> _Exercise_: Pick out every line in the records that contains the string "boxes", and copy each of those lines in full. Case counts.

* begin *

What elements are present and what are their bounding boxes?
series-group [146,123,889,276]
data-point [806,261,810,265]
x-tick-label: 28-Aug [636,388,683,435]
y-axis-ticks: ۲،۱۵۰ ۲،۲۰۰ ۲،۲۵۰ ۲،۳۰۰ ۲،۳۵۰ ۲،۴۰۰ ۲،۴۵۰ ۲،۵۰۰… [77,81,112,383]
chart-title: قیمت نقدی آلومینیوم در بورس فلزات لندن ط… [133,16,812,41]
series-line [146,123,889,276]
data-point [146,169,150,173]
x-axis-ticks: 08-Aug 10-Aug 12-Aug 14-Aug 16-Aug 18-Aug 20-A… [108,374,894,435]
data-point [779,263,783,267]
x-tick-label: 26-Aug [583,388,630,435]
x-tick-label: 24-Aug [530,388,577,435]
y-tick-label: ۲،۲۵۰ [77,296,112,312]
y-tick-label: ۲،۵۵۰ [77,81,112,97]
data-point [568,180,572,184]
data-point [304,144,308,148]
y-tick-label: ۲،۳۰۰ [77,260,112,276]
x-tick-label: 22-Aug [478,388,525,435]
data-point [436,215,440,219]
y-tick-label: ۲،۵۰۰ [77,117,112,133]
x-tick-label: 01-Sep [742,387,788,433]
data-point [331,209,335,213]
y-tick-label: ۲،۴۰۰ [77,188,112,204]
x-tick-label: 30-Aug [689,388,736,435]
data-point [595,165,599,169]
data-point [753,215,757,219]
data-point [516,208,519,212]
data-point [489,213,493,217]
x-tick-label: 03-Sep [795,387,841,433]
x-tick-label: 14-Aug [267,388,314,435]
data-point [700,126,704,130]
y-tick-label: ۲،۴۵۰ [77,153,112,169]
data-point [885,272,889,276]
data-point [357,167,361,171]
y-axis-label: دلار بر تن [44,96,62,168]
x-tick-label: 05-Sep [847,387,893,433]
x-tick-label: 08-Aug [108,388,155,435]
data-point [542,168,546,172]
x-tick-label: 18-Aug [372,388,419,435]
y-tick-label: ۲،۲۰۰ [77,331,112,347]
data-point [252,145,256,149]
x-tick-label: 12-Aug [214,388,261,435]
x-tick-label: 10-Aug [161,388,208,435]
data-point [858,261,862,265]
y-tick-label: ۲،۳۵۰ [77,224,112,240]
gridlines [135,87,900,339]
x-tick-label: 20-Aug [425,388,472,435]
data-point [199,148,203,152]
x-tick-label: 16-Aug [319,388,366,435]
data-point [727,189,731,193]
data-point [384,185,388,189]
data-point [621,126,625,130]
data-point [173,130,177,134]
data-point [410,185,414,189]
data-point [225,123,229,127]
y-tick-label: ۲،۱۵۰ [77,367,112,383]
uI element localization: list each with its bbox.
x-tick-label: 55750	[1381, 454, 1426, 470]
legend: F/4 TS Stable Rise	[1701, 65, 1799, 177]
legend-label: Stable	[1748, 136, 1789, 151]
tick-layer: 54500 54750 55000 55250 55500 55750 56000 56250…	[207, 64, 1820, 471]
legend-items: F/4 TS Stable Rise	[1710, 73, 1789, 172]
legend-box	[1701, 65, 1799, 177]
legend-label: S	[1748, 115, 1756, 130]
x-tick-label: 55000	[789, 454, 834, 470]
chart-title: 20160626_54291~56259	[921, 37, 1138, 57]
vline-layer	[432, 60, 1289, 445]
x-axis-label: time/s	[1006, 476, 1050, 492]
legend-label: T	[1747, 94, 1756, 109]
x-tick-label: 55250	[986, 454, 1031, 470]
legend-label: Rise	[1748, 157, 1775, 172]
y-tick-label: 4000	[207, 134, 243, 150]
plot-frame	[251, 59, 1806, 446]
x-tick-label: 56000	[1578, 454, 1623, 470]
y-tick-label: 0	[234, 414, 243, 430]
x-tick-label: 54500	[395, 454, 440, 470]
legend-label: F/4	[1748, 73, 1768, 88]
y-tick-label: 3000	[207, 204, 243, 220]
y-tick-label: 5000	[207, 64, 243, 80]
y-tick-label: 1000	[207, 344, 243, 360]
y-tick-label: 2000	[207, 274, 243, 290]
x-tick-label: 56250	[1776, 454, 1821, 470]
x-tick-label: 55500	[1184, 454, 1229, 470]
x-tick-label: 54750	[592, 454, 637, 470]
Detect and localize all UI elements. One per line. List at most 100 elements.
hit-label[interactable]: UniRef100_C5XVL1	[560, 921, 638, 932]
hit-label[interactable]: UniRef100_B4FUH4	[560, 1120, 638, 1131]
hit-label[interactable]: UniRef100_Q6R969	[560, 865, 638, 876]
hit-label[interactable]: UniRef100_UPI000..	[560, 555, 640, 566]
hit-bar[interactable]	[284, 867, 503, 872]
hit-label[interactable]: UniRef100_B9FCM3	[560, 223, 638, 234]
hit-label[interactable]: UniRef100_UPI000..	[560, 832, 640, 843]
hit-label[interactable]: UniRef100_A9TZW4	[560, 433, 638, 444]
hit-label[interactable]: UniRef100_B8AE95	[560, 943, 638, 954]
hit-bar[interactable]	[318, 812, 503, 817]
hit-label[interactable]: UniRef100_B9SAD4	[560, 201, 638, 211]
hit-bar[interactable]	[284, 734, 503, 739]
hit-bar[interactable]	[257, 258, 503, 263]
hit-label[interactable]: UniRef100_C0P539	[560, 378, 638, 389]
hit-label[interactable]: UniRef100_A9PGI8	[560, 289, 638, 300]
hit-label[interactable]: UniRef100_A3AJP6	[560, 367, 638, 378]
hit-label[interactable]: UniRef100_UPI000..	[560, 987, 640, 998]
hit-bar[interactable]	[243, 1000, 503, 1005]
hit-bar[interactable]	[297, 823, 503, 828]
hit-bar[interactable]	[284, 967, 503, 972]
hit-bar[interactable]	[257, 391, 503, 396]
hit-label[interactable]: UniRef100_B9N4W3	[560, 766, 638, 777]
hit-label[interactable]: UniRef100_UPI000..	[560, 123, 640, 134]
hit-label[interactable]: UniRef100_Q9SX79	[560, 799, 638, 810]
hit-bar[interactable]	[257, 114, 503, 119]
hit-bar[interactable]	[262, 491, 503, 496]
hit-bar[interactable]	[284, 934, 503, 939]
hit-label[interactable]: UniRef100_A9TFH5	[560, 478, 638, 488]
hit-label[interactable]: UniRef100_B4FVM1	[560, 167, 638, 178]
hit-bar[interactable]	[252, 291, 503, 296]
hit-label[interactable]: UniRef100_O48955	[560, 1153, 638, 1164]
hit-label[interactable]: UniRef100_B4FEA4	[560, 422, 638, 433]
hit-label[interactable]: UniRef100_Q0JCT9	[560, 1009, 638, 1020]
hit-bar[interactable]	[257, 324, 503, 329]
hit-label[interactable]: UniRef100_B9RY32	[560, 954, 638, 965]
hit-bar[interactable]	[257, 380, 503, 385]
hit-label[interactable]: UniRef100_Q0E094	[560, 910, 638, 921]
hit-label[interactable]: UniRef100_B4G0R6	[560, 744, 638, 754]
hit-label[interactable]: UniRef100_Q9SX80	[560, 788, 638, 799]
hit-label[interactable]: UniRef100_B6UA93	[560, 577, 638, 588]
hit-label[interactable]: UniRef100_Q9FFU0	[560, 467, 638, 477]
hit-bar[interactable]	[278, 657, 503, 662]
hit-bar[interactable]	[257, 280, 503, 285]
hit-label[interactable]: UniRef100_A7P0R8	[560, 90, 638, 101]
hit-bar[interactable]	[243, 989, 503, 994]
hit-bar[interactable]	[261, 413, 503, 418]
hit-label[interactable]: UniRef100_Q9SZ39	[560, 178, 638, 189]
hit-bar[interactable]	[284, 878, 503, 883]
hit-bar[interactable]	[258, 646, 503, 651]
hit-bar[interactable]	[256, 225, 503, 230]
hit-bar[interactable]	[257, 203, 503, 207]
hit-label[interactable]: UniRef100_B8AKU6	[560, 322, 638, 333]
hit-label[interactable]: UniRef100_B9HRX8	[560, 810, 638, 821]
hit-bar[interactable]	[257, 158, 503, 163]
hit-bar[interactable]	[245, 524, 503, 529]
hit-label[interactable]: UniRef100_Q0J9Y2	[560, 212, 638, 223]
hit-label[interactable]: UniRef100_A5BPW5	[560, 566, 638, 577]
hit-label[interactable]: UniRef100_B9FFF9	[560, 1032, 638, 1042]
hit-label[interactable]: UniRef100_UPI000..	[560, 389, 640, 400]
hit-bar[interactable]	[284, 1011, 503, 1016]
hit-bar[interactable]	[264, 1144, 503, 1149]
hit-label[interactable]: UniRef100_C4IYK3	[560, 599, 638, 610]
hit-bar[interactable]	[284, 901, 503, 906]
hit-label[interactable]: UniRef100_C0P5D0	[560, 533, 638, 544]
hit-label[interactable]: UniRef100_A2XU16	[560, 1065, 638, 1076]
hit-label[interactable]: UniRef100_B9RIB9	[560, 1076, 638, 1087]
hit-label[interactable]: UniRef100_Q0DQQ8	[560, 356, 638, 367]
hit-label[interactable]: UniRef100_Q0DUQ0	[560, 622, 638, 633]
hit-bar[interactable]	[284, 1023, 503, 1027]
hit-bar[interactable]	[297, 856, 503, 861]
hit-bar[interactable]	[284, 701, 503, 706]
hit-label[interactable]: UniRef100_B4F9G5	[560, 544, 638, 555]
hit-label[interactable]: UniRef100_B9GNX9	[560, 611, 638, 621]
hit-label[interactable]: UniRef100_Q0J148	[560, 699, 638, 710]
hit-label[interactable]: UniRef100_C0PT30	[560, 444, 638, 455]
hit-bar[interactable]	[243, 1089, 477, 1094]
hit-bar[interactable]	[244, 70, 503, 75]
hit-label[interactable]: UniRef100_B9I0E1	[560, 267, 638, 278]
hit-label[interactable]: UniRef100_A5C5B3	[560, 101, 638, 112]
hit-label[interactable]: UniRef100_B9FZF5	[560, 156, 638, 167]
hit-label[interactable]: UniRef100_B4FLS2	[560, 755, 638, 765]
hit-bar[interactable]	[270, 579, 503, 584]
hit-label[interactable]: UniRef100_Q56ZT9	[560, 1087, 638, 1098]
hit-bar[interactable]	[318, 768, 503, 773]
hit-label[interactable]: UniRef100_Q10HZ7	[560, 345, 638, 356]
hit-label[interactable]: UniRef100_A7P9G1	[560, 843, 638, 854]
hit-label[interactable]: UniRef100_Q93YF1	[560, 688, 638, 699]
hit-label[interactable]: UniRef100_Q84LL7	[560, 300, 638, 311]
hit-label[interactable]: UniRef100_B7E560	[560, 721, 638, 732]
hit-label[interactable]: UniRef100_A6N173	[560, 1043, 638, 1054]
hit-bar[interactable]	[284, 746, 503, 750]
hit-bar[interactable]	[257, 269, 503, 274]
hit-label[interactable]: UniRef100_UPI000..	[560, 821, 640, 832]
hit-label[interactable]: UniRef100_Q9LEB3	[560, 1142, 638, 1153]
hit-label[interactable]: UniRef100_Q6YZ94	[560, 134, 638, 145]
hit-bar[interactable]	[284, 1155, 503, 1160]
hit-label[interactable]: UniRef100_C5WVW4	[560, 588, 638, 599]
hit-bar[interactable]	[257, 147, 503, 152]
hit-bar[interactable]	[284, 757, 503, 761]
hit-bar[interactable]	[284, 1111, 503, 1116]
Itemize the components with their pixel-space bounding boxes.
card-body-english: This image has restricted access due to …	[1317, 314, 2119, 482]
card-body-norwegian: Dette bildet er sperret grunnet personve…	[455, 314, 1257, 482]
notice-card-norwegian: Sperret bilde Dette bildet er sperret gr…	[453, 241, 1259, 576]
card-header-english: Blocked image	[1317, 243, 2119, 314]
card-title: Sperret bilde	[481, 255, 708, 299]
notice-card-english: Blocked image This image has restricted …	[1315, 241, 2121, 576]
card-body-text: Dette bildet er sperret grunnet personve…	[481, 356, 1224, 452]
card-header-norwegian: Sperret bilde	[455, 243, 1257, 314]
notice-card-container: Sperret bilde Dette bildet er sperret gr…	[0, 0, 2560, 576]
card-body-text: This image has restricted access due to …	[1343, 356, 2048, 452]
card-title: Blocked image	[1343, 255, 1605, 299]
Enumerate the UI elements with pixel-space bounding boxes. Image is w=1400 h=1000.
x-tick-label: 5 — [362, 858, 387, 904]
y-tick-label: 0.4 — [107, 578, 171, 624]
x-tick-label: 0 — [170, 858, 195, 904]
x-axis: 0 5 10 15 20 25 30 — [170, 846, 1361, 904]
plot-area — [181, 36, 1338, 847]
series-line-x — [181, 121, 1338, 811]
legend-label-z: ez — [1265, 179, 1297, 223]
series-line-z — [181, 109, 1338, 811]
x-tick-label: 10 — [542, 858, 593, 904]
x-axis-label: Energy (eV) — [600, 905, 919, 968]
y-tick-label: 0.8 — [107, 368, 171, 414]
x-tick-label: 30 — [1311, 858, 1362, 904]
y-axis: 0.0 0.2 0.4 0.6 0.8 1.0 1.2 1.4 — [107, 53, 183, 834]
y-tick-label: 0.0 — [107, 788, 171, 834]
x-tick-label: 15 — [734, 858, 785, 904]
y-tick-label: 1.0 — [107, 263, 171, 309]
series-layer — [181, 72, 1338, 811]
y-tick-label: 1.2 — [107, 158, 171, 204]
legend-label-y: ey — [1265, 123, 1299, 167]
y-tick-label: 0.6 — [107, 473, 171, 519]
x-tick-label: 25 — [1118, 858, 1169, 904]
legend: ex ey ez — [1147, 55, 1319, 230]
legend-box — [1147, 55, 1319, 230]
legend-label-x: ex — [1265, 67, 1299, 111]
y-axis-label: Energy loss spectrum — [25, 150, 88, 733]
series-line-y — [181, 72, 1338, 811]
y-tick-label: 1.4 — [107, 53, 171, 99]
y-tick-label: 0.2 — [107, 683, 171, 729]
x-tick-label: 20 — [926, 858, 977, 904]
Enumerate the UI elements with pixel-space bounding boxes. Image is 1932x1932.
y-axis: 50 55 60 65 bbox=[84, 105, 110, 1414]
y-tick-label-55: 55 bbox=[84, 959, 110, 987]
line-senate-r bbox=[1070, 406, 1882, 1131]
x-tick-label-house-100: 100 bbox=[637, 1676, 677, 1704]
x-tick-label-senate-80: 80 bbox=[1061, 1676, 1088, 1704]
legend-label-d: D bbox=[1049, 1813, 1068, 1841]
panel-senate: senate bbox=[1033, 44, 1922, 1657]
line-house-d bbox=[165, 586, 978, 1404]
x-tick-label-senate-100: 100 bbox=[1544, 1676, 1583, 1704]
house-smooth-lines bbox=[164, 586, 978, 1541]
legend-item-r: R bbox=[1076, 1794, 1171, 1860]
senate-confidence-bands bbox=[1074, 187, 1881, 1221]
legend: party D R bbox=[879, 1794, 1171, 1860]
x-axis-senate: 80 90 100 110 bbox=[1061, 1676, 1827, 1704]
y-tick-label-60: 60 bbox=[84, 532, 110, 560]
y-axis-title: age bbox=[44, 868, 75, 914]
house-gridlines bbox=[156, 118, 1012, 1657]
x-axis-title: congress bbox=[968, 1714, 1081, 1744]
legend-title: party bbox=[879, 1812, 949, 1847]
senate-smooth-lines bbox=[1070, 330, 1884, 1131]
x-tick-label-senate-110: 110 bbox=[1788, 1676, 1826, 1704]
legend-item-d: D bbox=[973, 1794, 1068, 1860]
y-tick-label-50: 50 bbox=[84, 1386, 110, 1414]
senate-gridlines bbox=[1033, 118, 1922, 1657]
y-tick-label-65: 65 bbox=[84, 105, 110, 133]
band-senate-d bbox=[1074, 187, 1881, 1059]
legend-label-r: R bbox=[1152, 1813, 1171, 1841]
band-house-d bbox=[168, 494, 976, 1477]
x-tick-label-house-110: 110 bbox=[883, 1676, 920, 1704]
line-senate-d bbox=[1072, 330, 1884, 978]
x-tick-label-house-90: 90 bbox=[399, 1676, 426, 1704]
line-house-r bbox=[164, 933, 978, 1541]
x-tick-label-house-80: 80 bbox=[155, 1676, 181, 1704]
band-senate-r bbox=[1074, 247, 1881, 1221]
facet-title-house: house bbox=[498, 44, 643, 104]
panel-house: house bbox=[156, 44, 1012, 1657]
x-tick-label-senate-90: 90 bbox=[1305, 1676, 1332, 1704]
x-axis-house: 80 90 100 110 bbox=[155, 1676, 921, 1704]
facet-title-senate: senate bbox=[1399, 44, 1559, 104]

* end *

> _Answer in full_:
What elements are present and what are their bounding boxes?
Itemize the components with their pixel-space bounding boxes.
Enumerate the UI elements with pixel-space bounding boxes. Image is w=1400 h=1000.
Enumerate the UI elements with pixel-space bounding boxes. Image is 1932x1932.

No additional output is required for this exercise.